Retype the material in full, keeping every word the same.

** START **

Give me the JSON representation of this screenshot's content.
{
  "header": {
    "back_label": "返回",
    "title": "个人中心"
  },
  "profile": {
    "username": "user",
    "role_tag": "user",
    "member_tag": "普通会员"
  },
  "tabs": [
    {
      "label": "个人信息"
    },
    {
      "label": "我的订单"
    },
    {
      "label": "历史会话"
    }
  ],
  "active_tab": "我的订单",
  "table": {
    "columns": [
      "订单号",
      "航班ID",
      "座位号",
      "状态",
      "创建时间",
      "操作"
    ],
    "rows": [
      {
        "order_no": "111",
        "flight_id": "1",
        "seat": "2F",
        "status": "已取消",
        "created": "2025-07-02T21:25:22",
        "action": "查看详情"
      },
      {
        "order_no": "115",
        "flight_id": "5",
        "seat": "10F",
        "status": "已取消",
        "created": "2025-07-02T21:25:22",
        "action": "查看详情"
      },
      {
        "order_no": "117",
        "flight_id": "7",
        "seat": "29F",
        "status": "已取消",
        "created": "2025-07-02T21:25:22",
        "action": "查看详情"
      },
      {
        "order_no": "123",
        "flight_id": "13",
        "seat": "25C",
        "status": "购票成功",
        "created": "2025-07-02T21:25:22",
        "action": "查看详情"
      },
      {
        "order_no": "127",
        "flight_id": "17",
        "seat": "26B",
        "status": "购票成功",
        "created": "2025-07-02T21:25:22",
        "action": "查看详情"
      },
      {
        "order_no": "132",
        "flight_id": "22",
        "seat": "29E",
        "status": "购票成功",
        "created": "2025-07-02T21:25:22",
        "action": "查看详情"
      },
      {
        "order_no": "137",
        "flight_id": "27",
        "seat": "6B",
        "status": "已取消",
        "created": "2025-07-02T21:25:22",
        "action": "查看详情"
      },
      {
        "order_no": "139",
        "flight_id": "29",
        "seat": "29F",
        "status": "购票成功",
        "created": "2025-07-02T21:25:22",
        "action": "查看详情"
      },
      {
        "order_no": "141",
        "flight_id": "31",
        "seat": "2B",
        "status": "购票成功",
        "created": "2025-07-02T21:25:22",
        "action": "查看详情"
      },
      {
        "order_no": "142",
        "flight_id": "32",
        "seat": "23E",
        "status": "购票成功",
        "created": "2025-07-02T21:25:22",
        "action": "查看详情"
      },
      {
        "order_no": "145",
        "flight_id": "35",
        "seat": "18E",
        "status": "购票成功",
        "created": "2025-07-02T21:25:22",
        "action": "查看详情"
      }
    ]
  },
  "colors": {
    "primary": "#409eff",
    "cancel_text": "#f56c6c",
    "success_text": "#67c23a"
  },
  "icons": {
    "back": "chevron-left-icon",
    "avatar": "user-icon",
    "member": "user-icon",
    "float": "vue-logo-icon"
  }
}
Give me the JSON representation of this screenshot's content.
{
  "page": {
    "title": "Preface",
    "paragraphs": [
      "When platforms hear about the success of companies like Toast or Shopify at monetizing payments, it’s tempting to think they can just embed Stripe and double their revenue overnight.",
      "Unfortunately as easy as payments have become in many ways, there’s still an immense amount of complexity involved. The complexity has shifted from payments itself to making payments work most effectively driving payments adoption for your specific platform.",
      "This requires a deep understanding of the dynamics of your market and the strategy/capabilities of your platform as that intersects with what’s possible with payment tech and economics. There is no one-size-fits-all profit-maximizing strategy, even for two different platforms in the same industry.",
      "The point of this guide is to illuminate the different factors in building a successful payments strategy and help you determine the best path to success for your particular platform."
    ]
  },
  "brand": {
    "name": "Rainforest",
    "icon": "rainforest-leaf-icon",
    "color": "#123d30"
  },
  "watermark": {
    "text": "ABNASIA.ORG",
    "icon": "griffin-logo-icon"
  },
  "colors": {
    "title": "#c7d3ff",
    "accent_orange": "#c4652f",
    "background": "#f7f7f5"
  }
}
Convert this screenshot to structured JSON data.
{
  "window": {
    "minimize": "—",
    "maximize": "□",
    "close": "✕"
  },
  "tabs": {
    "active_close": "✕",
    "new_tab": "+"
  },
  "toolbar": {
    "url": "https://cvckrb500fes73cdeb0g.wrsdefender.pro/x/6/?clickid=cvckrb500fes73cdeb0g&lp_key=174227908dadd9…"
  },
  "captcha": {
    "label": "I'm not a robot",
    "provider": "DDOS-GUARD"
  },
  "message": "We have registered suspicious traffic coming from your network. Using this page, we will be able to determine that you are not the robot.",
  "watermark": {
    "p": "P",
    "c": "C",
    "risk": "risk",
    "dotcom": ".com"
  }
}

** END **

• _RESULT BELOW_
Give me the JSON representation of this screenshot's content.
{
  "header": {
    "back_label": "返回",
    "title": "个人中心"
  },
  "profile": {
    "username": "user",
    "role_tag": "user",
    "member_tag": "普通会员"
  },
  "tabs": [
    {
      "label": "个人信息"
    },
    {
      "label": "我的订单"
    },
    {
      "label": "历史会话"
    }
  ],
  "active_tab": "我的订单",
  "table": {
    "columns": [
      "订单号",
      "航班ID",
      "座位号",
      "状态",
      "创建时间",
      "操作"
    ],
    "rows": [
      {
        "order_no": "111",
        "flight_id": "1",
        "seat": "2F",
        "status": "已取消",
        "created": "2025-07-02T21:25:22",
        "action": "查看详情"
      },
      {
        "order_no": "115",
        "flight_id": "5",
        "seat": "10F",
        "status": "已取消",
        "created": "2025-07-02T21:25:22",
        "action": "查看详情"
      },
      {
        "order_no": "117",
        "flight_id": "7",
        "seat": "29F",
        "status": "已取消",
        "created": "2025-07-02T21:25:22",
        "action": "查看详情"
      },
      {
        "order_no": "123",
        "flight_id": "13",
        "seat": "25C",
        "status": "购票成功",
        "created": "2025-07-02T21:25:22",
        "action": "查看详情"
      },
      {
        "order_no": "127",
        "flight_id": "17",
        "seat": "26B",
        "status": "购票成功",
        "created": "2025-07-02T21:25:22",
        "action": "查看详情"
      },
      {
        "order_no": "132",
        "flight_id": "22",
        "seat": "29E",
        "status": "购票成功",
        "created": "2025-07-02T21:25:22",
        "action": "查看详情"
      },
      {
        "order_no": "137",
        "flight_id": "27",
        "seat": "6B",
        "status": "已取消",
        "created": "2025-07-02T21:25:22",
        "action": "查看详情"
      },
      {
        "order_no": "139",
        "flight_id": "29",
        "seat": "29F",
        "status": "购票成功",
        "created": "2025-07-02T21:25:22",
        "action": "查看详情"
      },
      {
        "order_no": "141",
        "flight_id": "31",
        "seat": "2B",
        "status": "购票成功",
        "created": "2025-07-02T21:25:22",
        "action": "查看详情"
      },
      {
        "order_no": "142",
        "flight_id": "32",
        "seat": "23E",
        "status": "购票成功",
        "created": "2025-07-02T21:25:22",
        "action": "查看详情"
      },
      {
        "order_no": "145",
        "flight_id": "35",
        "seat": "18E",
        "status": "购票成功",
        "created": "2025-07-02T21:25:22",
        "action": "查看详情"
      }
    ]
  },
  "colors": {
    "primary": "#409eff",
    "cancel_text": "#f56c6c",
    "success_text": "#67c23a"
  },
  "icons": {
    "back": "chevron-left-icon",
    "avatar": "user-icon",
    "member": "user-icon",
    "float": "vue-logo-icon"
  }
}
Give me the JSON representation of this screenshot's content.
{
  "page": {
    "title": "Preface",
    "paragraphs": [
      "When platforms hear about the success of companies like Toast or Shopify at monetizing payments, it’s tempting to think they can just embed Stripe and double their revenue overnight.",
      "Unfortunately as easy as payments have become in many ways, there’s still an immense amount of complexity involved. The complexity has shifted from payments itself to making payments work most effectively driving payments adoption for your specific platform.",
      "This requires a deep understanding of the dynamics of your market and the strategy/capabilities of your platform as that intersects with what’s possible with payment tech and economics. There is no one-size-fits-all profit-maximizing strategy, even for two different platforms in the same industry.",
      "The point of this guide is to illuminate the different factors in building a successful payments strategy and help you determine the best path to success for your particular platform."
    ]
  },
  "brand": {
    "name": "Rainforest",
    "icon": "rainforest-leaf-icon",
    "color": "#123d30"
  },
  "watermark": {
    "text": "ABNASIA.ORG",
    "icon": "griffin-logo-icon"
  },
  "colors": {
    "title": "#c7d3ff",
    "accent_orange": "#c4652f",
    "background": "#f7f7f5"
  }
}
Convert this screenshot to structured JSON data.
{
  "window": {
    "minimize": "—",
    "maximize": "□",
    "close": "✕"
  },
  "tabs": {
    "active_close": "✕",
    "new_tab": "+"
  },
  "toolbar": {
    "url": "https://cvckrb500fes73cdeb0g.wrsdefender.pro/x/6/?clickid=cvckrb500fes73cdeb0g&lp_key=174227908dadd9…"
  },
  "captcha": {
    "label": "I'm not a robot",
    "provider": "DDOS-GUARD"
  },
  "message": "We have registered suspicious traffic coming from your network. Using this page, we will be able to determine that you are not the robot.",
  "watermark": {
    "p": "P",
    "c": "C",
    "risk": "risk",
    "dotcom": ".com"
  }
}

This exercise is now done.